▶ [Exercise requirements]:
Without altering anything, output the material below.

▶ [Dataset records]:
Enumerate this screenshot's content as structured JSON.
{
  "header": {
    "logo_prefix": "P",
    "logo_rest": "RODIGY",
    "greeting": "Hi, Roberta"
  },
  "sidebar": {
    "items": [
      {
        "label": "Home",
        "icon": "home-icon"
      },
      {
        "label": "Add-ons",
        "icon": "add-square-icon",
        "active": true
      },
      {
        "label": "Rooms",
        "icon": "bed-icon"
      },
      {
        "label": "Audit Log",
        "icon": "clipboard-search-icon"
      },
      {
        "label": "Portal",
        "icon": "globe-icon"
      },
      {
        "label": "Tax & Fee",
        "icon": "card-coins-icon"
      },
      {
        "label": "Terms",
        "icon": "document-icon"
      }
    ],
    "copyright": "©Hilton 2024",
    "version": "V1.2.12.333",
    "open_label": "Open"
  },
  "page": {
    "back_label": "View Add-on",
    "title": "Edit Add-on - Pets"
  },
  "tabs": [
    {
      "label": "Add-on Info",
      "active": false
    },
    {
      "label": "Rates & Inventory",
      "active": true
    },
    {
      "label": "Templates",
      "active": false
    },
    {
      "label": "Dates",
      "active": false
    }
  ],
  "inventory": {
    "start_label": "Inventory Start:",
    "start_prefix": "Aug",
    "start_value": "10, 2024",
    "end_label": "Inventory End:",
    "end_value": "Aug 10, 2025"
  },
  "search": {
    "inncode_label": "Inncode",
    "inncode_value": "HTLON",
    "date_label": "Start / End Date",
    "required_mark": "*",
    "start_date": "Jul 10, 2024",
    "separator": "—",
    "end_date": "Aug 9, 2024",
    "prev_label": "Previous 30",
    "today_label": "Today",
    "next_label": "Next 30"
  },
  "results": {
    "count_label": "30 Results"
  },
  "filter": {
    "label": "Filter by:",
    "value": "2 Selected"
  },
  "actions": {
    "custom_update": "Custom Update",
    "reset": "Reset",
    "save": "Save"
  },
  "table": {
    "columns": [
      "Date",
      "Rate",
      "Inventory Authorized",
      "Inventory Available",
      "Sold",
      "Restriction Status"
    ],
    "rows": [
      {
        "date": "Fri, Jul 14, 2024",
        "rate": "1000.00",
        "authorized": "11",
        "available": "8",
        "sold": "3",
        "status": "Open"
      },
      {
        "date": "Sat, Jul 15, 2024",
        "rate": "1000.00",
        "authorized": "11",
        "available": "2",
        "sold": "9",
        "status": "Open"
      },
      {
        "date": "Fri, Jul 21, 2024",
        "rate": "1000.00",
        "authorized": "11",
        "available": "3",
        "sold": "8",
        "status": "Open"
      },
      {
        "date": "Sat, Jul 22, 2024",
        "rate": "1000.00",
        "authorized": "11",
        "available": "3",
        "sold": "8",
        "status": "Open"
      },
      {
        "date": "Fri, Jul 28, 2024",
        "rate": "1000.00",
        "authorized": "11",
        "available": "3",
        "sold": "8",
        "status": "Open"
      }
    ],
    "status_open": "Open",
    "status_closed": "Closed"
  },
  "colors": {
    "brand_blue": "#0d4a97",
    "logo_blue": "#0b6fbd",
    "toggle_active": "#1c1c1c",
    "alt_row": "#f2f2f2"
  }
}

▶ [Full output]:
Enumerate this screenshot's content as structured JSON.
{
  "header": {
    "logo_prefix": "P",
    "logo_rest": "RODIGY",
    "greeting": "Hi, Roberta"
  },
  "sidebar": {
    "items": [
      {
        "label": "Home",
        "icon": "home-icon"
      },
      {
        "label": "Add-ons",
        "icon": "add-square-icon",
        "active": true
      },
      {
        "label": "Rooms",
        "icon": "bed-icon"
      },
      {
        "label": "Audit Log",
        "icon": "clipboard-search-icon"
      },
      {
        "label": "Portal",
        "icon": "globe-icon"
      },
      {
        "label": "Tax & Fee",
        "icon": "card-coins-icon"
      },
      {
        "label": "Terms",
        "icon": "document-icon"
      }
    ],
    "copyright": "©Hilton 2024",
    "version": "V1.2.12.333",
    "open_label": "Open"
  },
  "page": {
    "back_label": "View Add-on",
    "title": "Edit Add-on - Pets"
  },
  "tabs": [
    {
      "label": "Add-on Info",
      "active": false
    },
    {
      "label": "Rates & Inventory",
      "active": true
    },
    {
      "label": "Templates",
      "active": false
    },
    {
      "label": "Dates",
      "active": false
    }
  ],
  "inventory": {
    "start_label": "Inventory Start:",
    "start_prefix": "Aug",
    "start_value": "10, 2024",
    "end_label": "Inventory End:",
    "end_value": "Aug 10, 2025"
  },
  "search": {
    "inncode_label": "Inncode",
    "inncode_value": "HTLON",
    "date_label": "Start / End Date",
    "required_mark": "*",
    "start_date": "Jul 10, 2024",
    "separator": "—",
    "end_date": "Aug 9, 2024",
    "prev_label": "Previous 30",
    "today_label": "Today",
    "next_label": "Next 30"
  },
  "results": {
    "count_label": "30 Results"
  },
  "filter": {
    "label": "Filter by:",
    "value": "2 Selected"
  },
  "actions": {
    "custom_update": "Custom Update",
    "reset": "Reset",
    "save": "Save"
  },
  "table": {
    "columns": [
      "Date",
      "Rate",
      "Inventory Authorized",
      "Inventory Available",
      "Sold",
      "Restriction Status"
    ],
    "rows": [
      {
        "date": "Fri, Jul 14, 2024",
        "rate": "1000.00",
        "authorized": "11",
        "available": "8",
        "sold": "3",
        "status": "Open"
      },
      {
        "date": "Sat, Jul 15, 2024",
        "rate": "1000.00",
        "authorized": "11",
        "available": "2",
        "sold": "9",
        "status": "Open"
      },
      {
        "date": "Fri, Jul 21, 2024",
        "rate": "1000.00",
        "authorized": "11",
        "available": "3",
        "sold": "8",
        "status": "Open"
      },
      {
        "date": "Sat, Jul 22, 2024",
        "rate": "1000.00",
        "authorized": "11",
        "available": "3",
        "sold": "8",
        "status": "Open"
      },
      {
        "date": "Fri, Jul 28, 2024",
        "rate": "1000.00",
        "authorized": "11",
        "available": "3",
        "sold": "8",
        "status": "Open"
      }
    ],
    "status_open": "Open",
    "status_closed": "Closed"
  },
  "colors": {
    "brand_blue": "#0d4a97",
    "logo_blue": "#0b6fbd",
    "toggle_active": "#1c1c1c",
    "alt_row": "#f2f2f2"
  }
}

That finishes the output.